Exercise —
Below are the records. Gather each line that holds "Esri".

====

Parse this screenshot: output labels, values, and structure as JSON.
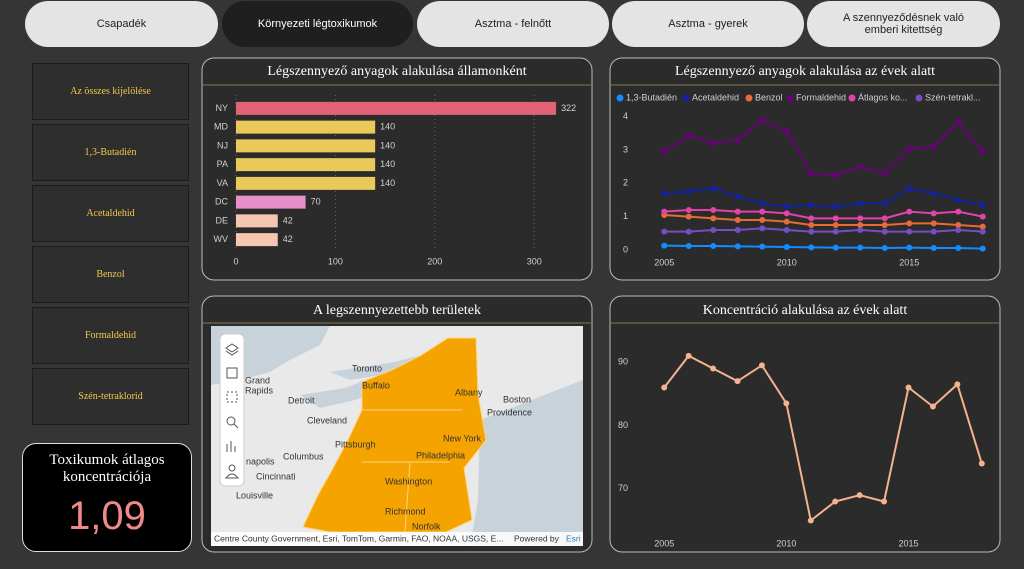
{
  "tabs": [
    "Csapadék",
    "Környezeti légtoxikumok",
    "Asztma - felnőtt",
    "Asztma - gyerek",
    "A szennyeződésnek való emberi kitettség"
  ],
  "slicers": [
    "Az összes kijelölése",
    "1,3-Butadién",
    "Acetaldehid",
    "Benzol",
    "Formaldehid",
    "Szén-tetraklorid"
  ],
  "kpi": {
    "title": "Toxikumok átlagos koncentrációja",
    "value": "1,09"
  },
  "map": {
    "title": "A legszennyezettebb területek",
    "labels": [
      "Toronto",
      "Buffalo",
      "Albany",
      "Grand",
      "Rapids",
      "Detroit",
      "Cleveland",
      "Boston",
      "Providence",
      "Pittsburgh",
      "New York",
      "Columbus",
      "Philadelphia",
      "napolis",
      "Cincinnati",
      "Washington",
      "Louisville",
      "Richmond",
      "Norfolk"
    ],
    "attribution": "Centre County Government, Esri, TomTom, Garmin, FAO, NOAA, USGS, E...",
    "powered_by": "Powered by",
    "esri": "Esri"
  },
  "chart_data": [
    {
      "type": "bar",
      "orientation": "horizontal",
      "title": "Légszennyező anyagok alakulása államonként",
      "categories": [
        "NY",
        "MD",
        "NJ",
        "PA",
        "VA",
        "DC",
        "DE",
        "WV"
      ],
      "values": [
        322,
        140,
        140,
        140,
        140,
        70,
        42,
        42
      ],
      "colors": [
        "#e06377",
        "#e8c95a",
        "#e8c95a",
        "#e8c95a",
        "#e8c95a",
        "#e68fc9",
        "#f5c6b0",
        "#f5c6b0"
      ],
      "xlim": [
        0,
        340
      ],
      "xticks": [
        0,
        100,
        200,
        300
      ],
      "grid": true
    },
    {
      "type": "line",
      "title": "Légszennyező anyagok alakulása az évek alatt",
      "x": [
        2005,
        2006,
        2007,
        2008,
        2009,
        2010,
        2011,
        2012,
        2013,
        2014,
        2015,
        2016,
        2017,
        2018
      ],
      "series": [
        {
          "name": "1,3-Butadién",
          "color": "#118dff",
          "values": [
            0.13,
            0.12,
            0.12,
            0.11,
            0.1,
            0.09,
            0.08,
            0.07,
            0.07,
            0.06,
            0.07,
            0.06,
            0.06,
            0.04
          ]
        },
        {
          "name": "Acetaldehid",
          "color": "#12239e",
          "values": [
            1.7,
            1.75,
            1.85,
            1.6,
            1.4,
            1.3,
            1.35,
            1.3,
            1.4,
            1.4,
            1.85,
            1.7,
            1.5,
            1.35
          ]
        },
        {
          "name": "Benzol",
          "color": "#e66c37",
          "values": [
            1.05,
            1.0,
            0.95,
            0.9,
            0.9,
            0.85,
            0.75,
            0.75,
            0.75,
            0.75,
            0.8,
            0.8,
            0.75,
            0.7
          ]
        },
        {
          "name": "Formaldehid",
          "color": "#6b007b",
          "values": [
            2.95,
            3.45,
            3.2,
            3.3,
            3.9,
            3.55,
            2.3,
            2.25,
            2.5,
            2.3,
            3.05,
            3.1,
            3.85,
            2.95
          ]
        },
        {
          "name": "Átlagos ko...",
          "color": "#e044a7",
          "values": [
            1.15,
            1.2,
            1.2,
            1.15,
            1.15,
            1.1,
            0.95,
            0.95,
            0.95,
            0.95,
            1.15,
            1.1,
            1.15,
            1.0
          ]
        },
        {
          "name": "Szén-tetrakl...",
          "color": "#744ec2",
          "values": [
            0.55,
            0.55,
            0.6,
            0.6,
            0.65,
            0.6,
            0.55,
            0.55,
            0.6,
            0.55,
            0.55,
            0.55,
            0.6,
            0.55
          ]
        }
      ],
      "xlim": [
        2004.5,
        2018.5
      ],
      "xticks": [
        2005,
        2010,
        2015
      ],
      "ylim": [
        0,
        4.2
      ],
      "yticks": [
        0,
        1,
        2,
        3,
        4
      ],
      "legend": "top"
    },
    {
      "type": "line",
      "title": "Koncentráció alakulása az évek alatt",
      "x": [
        2005,
        2006,
        2007,
        2008,
        2009,
        2010,
        2011,
        2012,
        2013,
        2014,
        2015,
        2016,
        2017,
        2018
      ],
      "series": [
        {
          "color": "#f4b28f",
          "values": [
            86,
            91,
            89,
            87,
            89.5,
            83.5,
            65,
            68,
            69,
            68,
            86,
            83,
            86.5,
            74
          ]
        }
      ],
      "xlim": [
        2004.5,
        2018.5
      ],
      "xticks": [
        2005,
        2010,
        2015
      ],
      "ylim": [
        63.5,
        93.5
      ],
      "yticks": [
        70,
        80,
        90
      ]
    }
  ]
}
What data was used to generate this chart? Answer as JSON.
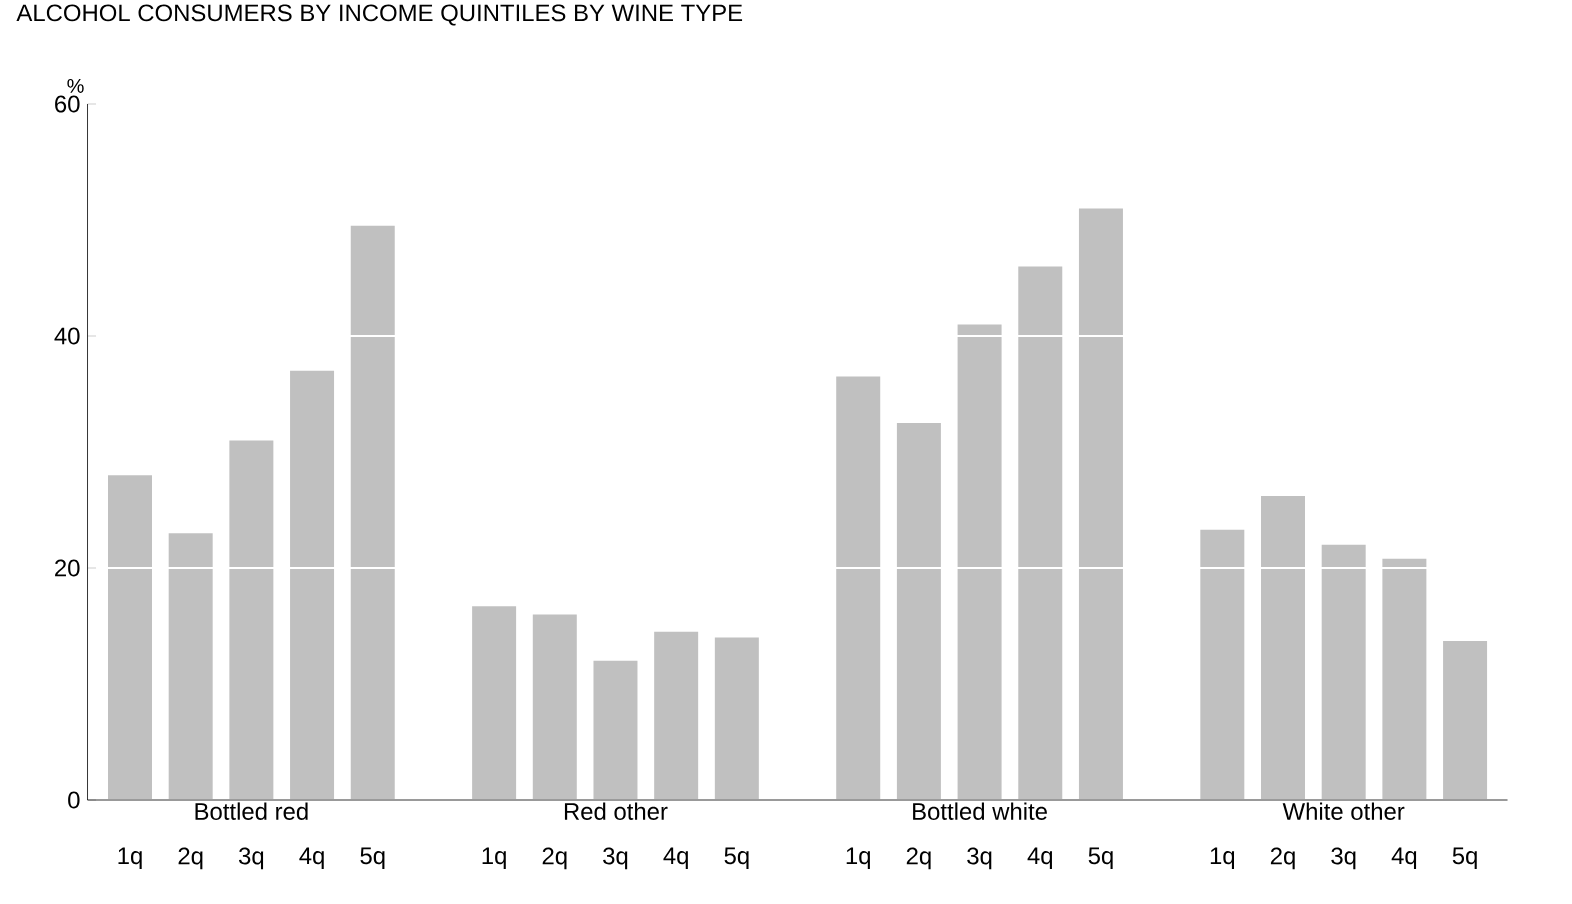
{
  "chart_data": {
    "type": "bar",
    "title": "ALCOHOL CONSUMERS BY INCOME QUINTILES BY WINE TYPE",
    "ylabel": "%",
    "categories": [
      "1q",
      "2q",
      "3q",
      "4q",
      "5q",
      "1q",
      "2q",
      "3q",
      "4q",
      "5q",
      "1q",
      "2q",
      "3q",
      "4q",
      "5q",
      "1q",
      "2q",
      "3q",
      "4q",
      "5q"
    ],
    "values": [
      28,
      23,
      31,
      37,
      49.5,
      16.7,
      16,
      12,
      14.5,
      14,
      36.5,
      32.5,
      41,
      46,
      51,
      23.3,
      26.2,
      22,
      20.8,
      13.7
    ],
    "color": "#c0c0c0",
    "annotations": [
      "Bottled red",
      "Red other",
      "Bottled white",
      "White other"
    ],
    "ylim": [
      0,
      60
    ],
    "yticks": [
      0,
      20,
      40,
      60
    ],
    "grid": "y"
  }
}
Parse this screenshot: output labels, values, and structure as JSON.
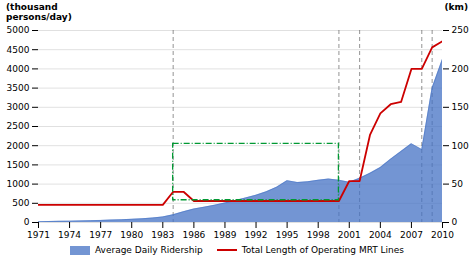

====

Output for this task —
    "attribution": "Centre County Government, Esri, TomTom, Garmin, FAO, NOAA, USGS, E...",
    "esri": "Esri"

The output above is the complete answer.